■ **Aim of the exercise**
Take the records underneath and set them down exactly.

■ **Stored data**
-.-.-

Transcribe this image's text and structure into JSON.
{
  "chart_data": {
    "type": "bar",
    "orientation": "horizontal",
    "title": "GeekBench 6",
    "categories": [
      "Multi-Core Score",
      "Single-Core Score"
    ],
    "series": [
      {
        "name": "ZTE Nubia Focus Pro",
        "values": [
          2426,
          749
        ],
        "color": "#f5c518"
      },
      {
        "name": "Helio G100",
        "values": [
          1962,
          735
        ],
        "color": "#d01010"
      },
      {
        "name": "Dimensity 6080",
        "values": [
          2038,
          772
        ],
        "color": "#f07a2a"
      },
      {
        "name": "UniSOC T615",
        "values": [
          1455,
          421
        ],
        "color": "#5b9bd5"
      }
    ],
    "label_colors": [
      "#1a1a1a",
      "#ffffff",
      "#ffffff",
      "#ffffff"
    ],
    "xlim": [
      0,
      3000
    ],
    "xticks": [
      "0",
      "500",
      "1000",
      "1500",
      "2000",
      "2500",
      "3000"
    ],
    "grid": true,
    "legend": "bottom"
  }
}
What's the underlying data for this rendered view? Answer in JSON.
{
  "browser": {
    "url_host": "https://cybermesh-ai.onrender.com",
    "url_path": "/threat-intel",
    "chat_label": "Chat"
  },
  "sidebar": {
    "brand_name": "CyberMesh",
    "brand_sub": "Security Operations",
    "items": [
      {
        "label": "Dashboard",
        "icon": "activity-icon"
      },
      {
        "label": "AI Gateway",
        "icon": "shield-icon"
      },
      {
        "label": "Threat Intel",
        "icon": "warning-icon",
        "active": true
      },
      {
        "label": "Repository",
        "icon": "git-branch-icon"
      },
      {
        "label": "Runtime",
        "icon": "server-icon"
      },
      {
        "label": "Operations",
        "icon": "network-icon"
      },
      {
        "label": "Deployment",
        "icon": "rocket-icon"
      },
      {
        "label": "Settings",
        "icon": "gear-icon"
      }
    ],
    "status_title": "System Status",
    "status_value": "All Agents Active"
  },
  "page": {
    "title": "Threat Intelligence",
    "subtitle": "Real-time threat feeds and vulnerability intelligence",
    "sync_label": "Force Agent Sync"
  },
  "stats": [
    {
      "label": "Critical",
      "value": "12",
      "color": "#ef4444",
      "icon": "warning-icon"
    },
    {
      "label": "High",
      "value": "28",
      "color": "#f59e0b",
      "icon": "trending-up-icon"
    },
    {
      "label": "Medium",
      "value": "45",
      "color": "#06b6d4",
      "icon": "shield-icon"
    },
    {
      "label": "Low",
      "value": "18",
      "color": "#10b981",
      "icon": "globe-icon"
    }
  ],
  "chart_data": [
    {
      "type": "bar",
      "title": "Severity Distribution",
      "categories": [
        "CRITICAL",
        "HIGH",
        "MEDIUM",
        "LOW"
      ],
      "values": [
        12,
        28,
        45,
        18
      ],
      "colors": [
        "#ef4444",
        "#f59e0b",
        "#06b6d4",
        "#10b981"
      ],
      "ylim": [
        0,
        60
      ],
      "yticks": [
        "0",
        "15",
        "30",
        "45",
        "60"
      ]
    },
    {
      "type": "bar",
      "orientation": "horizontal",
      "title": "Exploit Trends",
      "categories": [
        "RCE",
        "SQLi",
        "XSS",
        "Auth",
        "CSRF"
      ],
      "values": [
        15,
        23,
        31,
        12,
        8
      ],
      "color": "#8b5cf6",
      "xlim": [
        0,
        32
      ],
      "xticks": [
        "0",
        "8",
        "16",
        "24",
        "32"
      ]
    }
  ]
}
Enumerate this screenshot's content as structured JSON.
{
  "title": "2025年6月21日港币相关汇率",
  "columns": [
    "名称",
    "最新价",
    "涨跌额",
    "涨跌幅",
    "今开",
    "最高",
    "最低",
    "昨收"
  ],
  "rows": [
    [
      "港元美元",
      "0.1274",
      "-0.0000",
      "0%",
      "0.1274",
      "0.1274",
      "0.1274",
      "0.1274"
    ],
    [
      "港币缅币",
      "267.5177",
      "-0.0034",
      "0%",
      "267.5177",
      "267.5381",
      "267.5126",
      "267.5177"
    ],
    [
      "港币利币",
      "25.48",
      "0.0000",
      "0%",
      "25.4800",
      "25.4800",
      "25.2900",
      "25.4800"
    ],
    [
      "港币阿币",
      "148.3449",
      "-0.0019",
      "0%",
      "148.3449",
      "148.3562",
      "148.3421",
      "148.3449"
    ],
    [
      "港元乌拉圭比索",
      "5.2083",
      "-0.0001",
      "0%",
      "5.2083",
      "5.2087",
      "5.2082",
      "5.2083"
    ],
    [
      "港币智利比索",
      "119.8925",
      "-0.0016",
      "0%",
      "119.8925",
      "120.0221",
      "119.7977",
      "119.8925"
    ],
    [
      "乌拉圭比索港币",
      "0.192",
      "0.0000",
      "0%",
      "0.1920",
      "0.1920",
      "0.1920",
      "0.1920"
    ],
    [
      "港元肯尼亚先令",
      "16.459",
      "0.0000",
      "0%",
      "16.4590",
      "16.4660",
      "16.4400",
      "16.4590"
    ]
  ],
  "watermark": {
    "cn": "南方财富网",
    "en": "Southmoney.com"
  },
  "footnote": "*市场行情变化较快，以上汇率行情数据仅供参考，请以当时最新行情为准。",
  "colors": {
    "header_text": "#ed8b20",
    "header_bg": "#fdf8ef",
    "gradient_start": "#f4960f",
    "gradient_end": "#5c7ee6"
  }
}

-.-.-

■ **Worked solution**
Transcribe this image's text and structure into JSON.
{
  "chart_data": {
    "type": "bar",
    "orientation": "horizontal",
    "title": "GeekBench 6",
    "categories": [
      "Multi-Core Score",
      "Single-Core Score"
    ],
    "series": [
      {
        "name": "ZTE Nubia Focus Pro",
        "values": [
          2426,
          749
        ],
        "color": "#f5c518"
      },
      {
        "name": "Helio G100",
        "values": [
          1962,
          735
        ],
        "color": "#d01010"
      },
      {
        "name": "Dimensity 6080",
        "values": [
          2038,
          772
        ],
        "color": "#f07a2a"
      },
      {
        "name": "UniSOC T615",
        "values": [
          1455,
          421
        ],
        "color": "#5b9bd5"
      }
    ],
    "label_colors": [
      "#1a1a1a",
      "#ffffff",
      "#ffffff",
      "#ffffff"
    ],
    "xlim": [
      0,
      3000
    ],
    "xticks": [
      "0",
      "500",
      "1000",
      "1500",
      "2000",
      "2500",
      "3000"
    ],
    "grid": true,
    "legend": "bottom"
  }
}
What's the underlying data for this rendered view? Answer in JSON.
{
  "browser": {
    "url_host": "https://cybermesh-ai.onrender.com",
    "url_path": "/threat-intel",
    "chat_label": "Chat"
  },
  "sidebar": {
    "brand_name": "CyberMesh",
    "brand_sub": "Security Operations",
    "items": [
      {
        "label": "Dashboard",
        "icon": "activity-icon"
      },
      {
        "label": "AI Gateway",
        "icon": "shield-icon"
      },
      {
        "label": "Threat Intel",
        "icon": "warning-icon",
        "active": true
      },
      {
        "label": "Repository",
        "icon": "git-branch-icon"
      },
      {
        "label": "Runtime",
        "icon": "server-icon"
      },
      {
        "label": "Operations",
        "icon": "network-icon"
      },
      {
        "label": "Deployment",
        "icon": "rocket-icon"
      },
      {
        "label": "Settings",
        "icon": "gear-icon"
      }
    ],
    "status_title": "System Status",
    "status_value": "All Agents Active"
  },
  "page": {
    "title": "Threat Intelligence",
    "subtitle": "Real-time threat feeds and vulnerability intelligence",
    "sync_label": "Force Agent Sync"
  },
  "stats": [
    {
      "label": "Critical",
      "value": "12",
      "color": "#ef4444",
      "icon": "warning-icon"
    },
    {
      "label": "High",
      "value": "28",
      "color": "#f59e0b",
      "icon": "trending-up-icon"
    },
    {
      "label": "Medium",
      "value": "45",
      "color": "#06b6d4",
      "icon": "shield-icon"
    },
    {
      "label": "Low",
      "value": "18",
      "color": "#10b981",
      "icon": "globe-icon"
    }
  ],
  "chart_data": [
    {
      "type": "bar",
      "title": "Severity Distribution",
      "categories": [
        "CRITICAL",
        "HIGH",
        "MEDIUM",
        "LOW"
      ],
      "values": [
        12,
        28,
        45,
        18
      ],
      "colors": [
        "#ef4444",
        "#f59e0b",
        "#06b6d4",
        "#10b981"
      ],
      "ylim": [
        0,
        60
      ],
      "yticks": [
        "0",
        "15",
        "30",
        "45",
        "60"
      ]
    },
    {
      "type": "bar",
      "orientation": "horizontal",
      "title": "Exploit Trends",
      "categories": [
        "RCE",
        "SQLi",
        "XSS",
        "Auth",
        "CSRF"
      ],
      "values": [
        15,
        23,
        31,
        12,
        8
      ],
      "color": "#8b5cf6",
      "xlim": [
        0,
        32
      ],
      "xticks": [
        "0",
        "8",
        "16",
        "24",
        "32"
      ]
    }
  ]
}
Enumerate this screenshot's content as structured JSON.
{
  "title": "2025年6月21日港币相关汇率",
  "columns": [
    "名称",
    "最新价",
    "涨跌额",
    "涨跌幅",
    "今开",
    "最高",
    "最低",
    "昨收"
  ],
  "rows": [
    [
      "港元美元",
      "0.1274",
      "-0.0000",
      "0%",
      "0.1274",
      "0.1274",
      "0.1274",
      "0.1274"
    ],
    [
      "港币缅币",
      "267.5177",
      "-0.0034",
      "0%",
      "267.5177",
      "267.5381",
      "267.5126",
      "267.5177"
    ],
    [
      "港币利币",
      "25.48",
      "0.0000",
      "0%",
      "25.4800",
      "25.4800",
      "25.2900",
      "25.4800"
    ],
    [
      "港币阿币",
      "148.3449",
      "-0.0019",
      "0%",
      "148.3449",
      "148.3562",
      "148.3421",
      "148.3449"
    ],
    [
      "港元乌拉圭比索",
      "5.2083",
      "-0.0001",
      "0%",
      "5.2083",
      "5.2087",
      "5.2082",
      "5.2083"
    ],
    [
      "港币智利比索",
      "119.8925",
      "-0.0016",
      "0%",
      "119.8925",
      "120.0221",
      "119.7977",
      "119.8925"
    ],
    [
      "乌拉圭比索港币",
      "0.192",
      "0.0000",
      "0%",
      "0.1920",
      "0.1920",
      "0.1920",
      "0.1920"
    ],
    [
      "港元肯尼亚先令",
      "16.459",
      "0.0000",
      "0%",
      "16.4590",
      "16.4660",
      "16.4400",
      "16.4590"
    ]
  ],
  "watermark": {
    "cn": "南方财富网",
    "en": "Southmoney.com"
  },
  "footnote": "*市场行情变化较快，以上汇率行情数据仅供参考，请以当时最新行情为准。",
  "colors": {
    "header_text": "#ed8b20",
    "header_bg": "#fdf8ef",
    "gradient_start": "#f4960f",
    "gradient_end": "#5c7ee6"
  }
}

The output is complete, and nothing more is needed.